*Parts of the exercise:*
1. In the board proposal below, condense the paragraph beginning "the fee to the Board of Directors" into a shorter version that keeps its main facts.
2. Write the next part of the board proposal below, starting after its last sentence.

*Page:*
═══

The Board of Directors proposes no dividend be paid for year 2002.

 

Items 8, 9 and 10 Number of Board Members and Deputy Board Members, Fee to the Board of Directors, and Election of Board Members and Deputy Board Members

 

The Nomination Committee proposes

 

  the number of Board members be nine without any deputy Board members;

 

  the fee to the Board of Directors be maximum SEK 8 million to be distributed by the Board of Directors among its members; further it is proposed the Chairman of the Board receives an additional temporary fee of SEK 5.5 million for each of the year 2002 and 2003 in appreciation of his exceptional work efforts during 2002, all beyond the normal duties of a chairman, and which will be required by the Chairman also during 2003.

 

  re-election of the members of the Board Peter Bonfield, Sverker Martin-Löf, Eckhard Pfeiffer, Peter Sutherland, Michael Treschow, Lena Torell and Marcus Wallenberg; Tom Hedelius has declined re-election; and

 

  Arne Mårtensson and Carl-Henric Svanberg be elected Directors of the Board.

═══

Items from a dataset:
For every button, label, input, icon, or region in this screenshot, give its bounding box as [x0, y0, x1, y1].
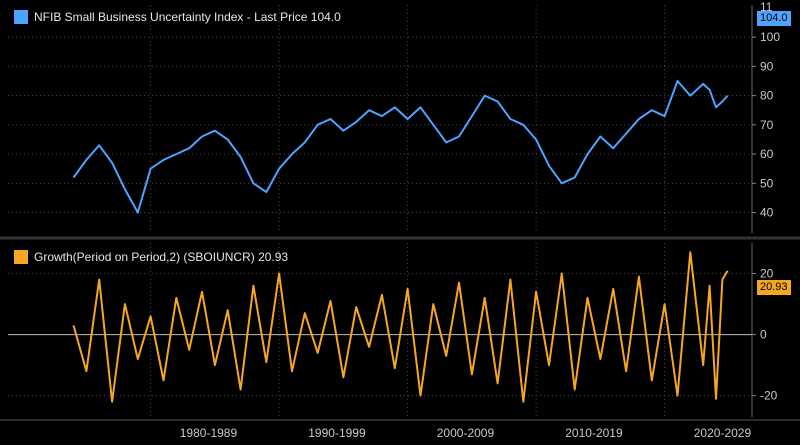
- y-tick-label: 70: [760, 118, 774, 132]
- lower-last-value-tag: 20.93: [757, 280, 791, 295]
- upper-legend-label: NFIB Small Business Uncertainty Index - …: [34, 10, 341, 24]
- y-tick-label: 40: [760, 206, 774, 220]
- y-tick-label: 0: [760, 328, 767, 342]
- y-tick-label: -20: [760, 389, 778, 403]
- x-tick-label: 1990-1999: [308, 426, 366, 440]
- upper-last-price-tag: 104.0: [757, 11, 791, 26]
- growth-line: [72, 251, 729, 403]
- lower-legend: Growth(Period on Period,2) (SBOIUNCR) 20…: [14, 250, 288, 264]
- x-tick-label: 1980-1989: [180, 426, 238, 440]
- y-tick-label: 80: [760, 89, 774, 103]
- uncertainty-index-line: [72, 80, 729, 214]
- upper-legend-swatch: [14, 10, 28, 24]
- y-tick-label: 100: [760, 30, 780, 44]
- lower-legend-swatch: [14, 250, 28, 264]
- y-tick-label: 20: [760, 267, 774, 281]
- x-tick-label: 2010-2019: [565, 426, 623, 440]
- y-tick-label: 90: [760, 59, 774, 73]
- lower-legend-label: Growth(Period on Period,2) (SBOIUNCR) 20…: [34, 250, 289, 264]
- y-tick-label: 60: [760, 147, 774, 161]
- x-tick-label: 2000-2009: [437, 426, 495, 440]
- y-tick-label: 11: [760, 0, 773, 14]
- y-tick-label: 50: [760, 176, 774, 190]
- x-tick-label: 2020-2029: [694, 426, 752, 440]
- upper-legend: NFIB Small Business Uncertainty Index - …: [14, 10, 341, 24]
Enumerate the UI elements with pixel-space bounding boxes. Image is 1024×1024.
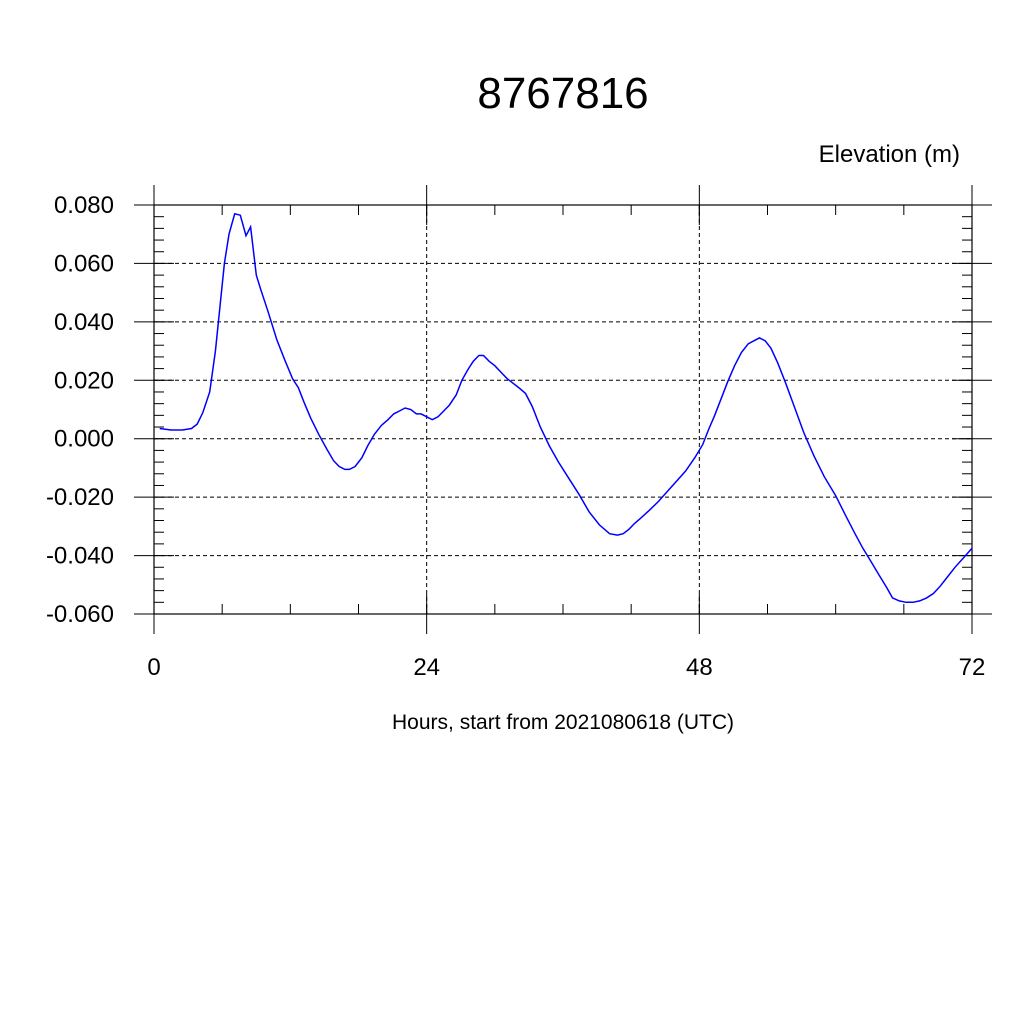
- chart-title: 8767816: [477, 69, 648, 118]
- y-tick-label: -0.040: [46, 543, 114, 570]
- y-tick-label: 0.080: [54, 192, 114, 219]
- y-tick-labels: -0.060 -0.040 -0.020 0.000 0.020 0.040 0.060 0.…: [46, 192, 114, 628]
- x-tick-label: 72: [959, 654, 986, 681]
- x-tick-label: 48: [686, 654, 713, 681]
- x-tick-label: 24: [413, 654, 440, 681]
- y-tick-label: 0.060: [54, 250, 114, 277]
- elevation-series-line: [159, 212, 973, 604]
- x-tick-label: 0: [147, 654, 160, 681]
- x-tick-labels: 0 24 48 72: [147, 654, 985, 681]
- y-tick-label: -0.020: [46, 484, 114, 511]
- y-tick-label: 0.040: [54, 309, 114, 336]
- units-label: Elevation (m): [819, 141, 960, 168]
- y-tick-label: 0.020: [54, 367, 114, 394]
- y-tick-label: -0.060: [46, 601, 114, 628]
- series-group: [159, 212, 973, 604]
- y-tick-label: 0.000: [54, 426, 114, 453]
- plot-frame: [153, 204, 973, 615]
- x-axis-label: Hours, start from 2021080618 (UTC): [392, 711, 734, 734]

═══

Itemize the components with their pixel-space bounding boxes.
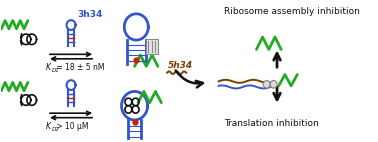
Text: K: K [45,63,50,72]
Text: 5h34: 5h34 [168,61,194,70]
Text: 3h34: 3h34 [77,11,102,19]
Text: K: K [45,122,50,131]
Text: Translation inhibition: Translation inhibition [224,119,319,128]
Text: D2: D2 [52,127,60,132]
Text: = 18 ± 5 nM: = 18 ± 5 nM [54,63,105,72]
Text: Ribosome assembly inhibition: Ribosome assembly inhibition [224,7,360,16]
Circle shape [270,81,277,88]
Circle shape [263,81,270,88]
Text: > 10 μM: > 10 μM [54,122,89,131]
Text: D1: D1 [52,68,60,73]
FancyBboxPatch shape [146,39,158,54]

═══

*Answers by task:*
1. The Board's fee is capped at SEK 8 million, which the Board divides among its members. The Chairman also receives an extra temporary fee of SEK 5.5 million for each of 2002 and 2003. This fee recognizes his exceptional work in 2002, which went beyond a chairman's normal duties and will also be required in 2003.

2.
Item 11, 12 and 13 Number of Deputy Auditors, Fee to the Auditors and Election of Auditors and Deputy Auditors

 

According to the Articles of Association, the number of Auditors shall be three and the number of deputy Auditors maximum three. The Auditors and deputy Auditors are elected for a four-year period up to the end of the Annual General Meeting 2007. It is proposed:

 

  The number of deputy Auditors be three.
  The fee to the Auditors be paid on account.
  Carl-Eric Bohlin and Thomas Thiel be re-elected Auditors and Bo Hjalmarsson be elected Auditor.
  Stefan Holmström and Jeanette Skoglund be re-elected deputy Auditors and Peter Clemedtson be elected deputy Auditor.

 

Item 14 Election of Members of the Nomination Committee and Determination of Fee to the Committee

 

The Company has received proposals for appointment of Claes Dahlbäck, Investor, Anders Ek, Robur, Anders Nyrén, Industrivärden, Lars Otterbeck, Alecta, and Michael Treschow members of the Nomination Committee until the end of the Annual General Meeting in 2004.

 

Further, the Nomination Committee proposes no fee be paid to the committee for this period.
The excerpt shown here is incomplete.